→ **Document passage**
Cool bees are more productive than bees that have to work at keeping cool. Learn how to keep bees cool in the summer by providing a water source and ventilation for the beehive.

When it’s hot in summertime, a full-size colony of bees will use a lot of water — a lot more than you think. At a minimum they’ll use a quart a day. Maximum, a gallon a day. For every colony you have. Think of how much that is for 10 colonies for a week of hot, hot weather. At the very least, that’s 10 quarts a day, for seven days — 70 quarts, or nearly 20 gallons of water, minimum if you allow for some of that water to evaporate naturally.

When large colonies start collecting a gallon a day, you have 70 gallons you have to have available — that’s more than a 55 gallon honey drum plumb full in just a week.

→ **Prompt**
Carry on the passage about keeping bees cool in summer, starting right after its last sentence.

→ **Records supplied**
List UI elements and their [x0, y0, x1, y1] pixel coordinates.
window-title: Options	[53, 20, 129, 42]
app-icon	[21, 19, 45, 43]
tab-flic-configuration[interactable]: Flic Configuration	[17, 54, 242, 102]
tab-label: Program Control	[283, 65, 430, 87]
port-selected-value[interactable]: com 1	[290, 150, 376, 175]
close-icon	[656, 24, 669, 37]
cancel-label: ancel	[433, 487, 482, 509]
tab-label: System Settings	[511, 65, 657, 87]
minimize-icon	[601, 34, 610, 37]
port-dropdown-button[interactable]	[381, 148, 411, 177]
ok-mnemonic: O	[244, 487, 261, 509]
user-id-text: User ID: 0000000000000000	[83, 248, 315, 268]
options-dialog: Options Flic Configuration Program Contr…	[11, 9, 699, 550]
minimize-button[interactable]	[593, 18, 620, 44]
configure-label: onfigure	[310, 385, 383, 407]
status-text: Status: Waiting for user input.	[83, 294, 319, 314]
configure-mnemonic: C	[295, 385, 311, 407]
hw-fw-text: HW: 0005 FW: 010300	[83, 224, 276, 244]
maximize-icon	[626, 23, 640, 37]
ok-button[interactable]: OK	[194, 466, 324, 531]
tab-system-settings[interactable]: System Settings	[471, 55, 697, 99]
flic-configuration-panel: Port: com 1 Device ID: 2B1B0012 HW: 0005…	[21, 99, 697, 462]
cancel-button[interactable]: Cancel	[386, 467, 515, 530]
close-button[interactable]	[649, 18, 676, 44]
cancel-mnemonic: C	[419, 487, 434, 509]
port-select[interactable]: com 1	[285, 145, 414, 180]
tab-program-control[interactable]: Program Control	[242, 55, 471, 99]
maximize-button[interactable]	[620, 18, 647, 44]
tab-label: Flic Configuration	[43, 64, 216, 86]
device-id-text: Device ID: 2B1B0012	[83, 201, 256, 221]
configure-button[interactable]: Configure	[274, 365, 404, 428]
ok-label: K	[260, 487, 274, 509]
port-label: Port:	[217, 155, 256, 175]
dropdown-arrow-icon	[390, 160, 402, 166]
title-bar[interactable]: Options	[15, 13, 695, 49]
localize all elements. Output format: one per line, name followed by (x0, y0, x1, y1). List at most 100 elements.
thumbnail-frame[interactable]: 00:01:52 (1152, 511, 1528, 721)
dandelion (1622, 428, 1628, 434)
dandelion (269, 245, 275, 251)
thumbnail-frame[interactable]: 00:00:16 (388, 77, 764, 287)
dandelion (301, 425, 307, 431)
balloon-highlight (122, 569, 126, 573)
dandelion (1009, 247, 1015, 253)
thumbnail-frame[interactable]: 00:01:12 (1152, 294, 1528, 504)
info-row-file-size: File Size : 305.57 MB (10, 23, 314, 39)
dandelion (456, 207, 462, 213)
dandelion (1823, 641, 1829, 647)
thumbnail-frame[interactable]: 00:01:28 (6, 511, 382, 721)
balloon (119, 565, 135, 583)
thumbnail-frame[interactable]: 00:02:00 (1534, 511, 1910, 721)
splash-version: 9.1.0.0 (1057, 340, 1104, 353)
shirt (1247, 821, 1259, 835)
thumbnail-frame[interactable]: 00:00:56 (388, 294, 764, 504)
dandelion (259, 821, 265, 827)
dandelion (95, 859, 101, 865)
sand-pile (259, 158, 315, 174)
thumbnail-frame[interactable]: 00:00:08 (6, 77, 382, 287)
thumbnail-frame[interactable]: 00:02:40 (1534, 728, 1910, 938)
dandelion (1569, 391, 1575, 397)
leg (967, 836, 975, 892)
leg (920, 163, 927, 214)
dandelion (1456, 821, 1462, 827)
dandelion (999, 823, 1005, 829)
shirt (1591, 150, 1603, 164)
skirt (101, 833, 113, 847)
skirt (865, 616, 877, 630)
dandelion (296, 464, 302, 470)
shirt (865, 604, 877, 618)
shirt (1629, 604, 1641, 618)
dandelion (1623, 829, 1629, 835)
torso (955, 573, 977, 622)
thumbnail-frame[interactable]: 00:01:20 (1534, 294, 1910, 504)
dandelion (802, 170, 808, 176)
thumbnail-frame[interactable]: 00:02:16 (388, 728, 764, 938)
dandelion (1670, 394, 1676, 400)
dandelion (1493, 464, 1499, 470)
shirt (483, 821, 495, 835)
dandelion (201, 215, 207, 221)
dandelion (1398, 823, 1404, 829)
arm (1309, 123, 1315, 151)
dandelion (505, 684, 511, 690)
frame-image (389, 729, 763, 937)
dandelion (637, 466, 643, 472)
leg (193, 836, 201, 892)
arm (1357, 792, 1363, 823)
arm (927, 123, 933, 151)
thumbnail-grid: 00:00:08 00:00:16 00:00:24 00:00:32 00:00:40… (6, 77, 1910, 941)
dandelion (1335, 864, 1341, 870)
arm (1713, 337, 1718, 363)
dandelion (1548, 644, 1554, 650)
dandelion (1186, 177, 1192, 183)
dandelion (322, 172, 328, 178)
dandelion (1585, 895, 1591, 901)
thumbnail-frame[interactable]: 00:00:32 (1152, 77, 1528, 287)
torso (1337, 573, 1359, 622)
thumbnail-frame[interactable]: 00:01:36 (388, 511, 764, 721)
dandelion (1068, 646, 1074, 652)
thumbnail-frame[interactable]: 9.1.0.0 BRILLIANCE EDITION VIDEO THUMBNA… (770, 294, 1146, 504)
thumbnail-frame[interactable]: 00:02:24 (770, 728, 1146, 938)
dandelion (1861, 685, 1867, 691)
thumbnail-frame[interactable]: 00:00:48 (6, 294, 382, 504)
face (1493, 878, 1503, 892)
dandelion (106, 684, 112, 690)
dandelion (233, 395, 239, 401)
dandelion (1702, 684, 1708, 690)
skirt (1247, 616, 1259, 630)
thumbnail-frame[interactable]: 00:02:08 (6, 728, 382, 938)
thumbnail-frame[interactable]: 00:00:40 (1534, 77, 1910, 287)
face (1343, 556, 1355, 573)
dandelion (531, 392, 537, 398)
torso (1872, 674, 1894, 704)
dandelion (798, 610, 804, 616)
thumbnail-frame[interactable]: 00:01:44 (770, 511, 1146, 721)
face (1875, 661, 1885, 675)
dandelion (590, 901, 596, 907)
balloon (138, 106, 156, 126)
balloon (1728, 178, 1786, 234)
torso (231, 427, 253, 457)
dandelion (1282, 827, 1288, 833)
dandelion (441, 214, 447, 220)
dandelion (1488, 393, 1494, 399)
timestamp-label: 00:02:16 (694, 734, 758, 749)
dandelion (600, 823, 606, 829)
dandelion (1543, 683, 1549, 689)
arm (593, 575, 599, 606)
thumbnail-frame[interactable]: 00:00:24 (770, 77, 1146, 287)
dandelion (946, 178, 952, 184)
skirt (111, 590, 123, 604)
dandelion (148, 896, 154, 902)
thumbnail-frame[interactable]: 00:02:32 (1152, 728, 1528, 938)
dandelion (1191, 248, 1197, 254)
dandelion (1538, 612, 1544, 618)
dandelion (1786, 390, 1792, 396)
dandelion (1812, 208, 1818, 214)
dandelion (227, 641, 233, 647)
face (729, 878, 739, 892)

→ **Response for this exercise**
How to Provide Beehives with Water

And they will get that water somewhere. The closer that water is the better, of course. The easier the better. The safer the better. You do supply all the water your bees need, right? If you’re lucky, you have a nearby spring, river, lake or pond. Lakes and rivers are great if there’s not a lot of people traffic nearby, wading, fishing, or boating. But smaller bodies of water — puddles, creeks and ponds — can be problematic during hot summers, because they tend to go dry, right about the time the bees need them most. Keeping an ample supply of fresh water just for your bees is a no-brainer that we far too often overlook. So first, make that happen. How? Good question.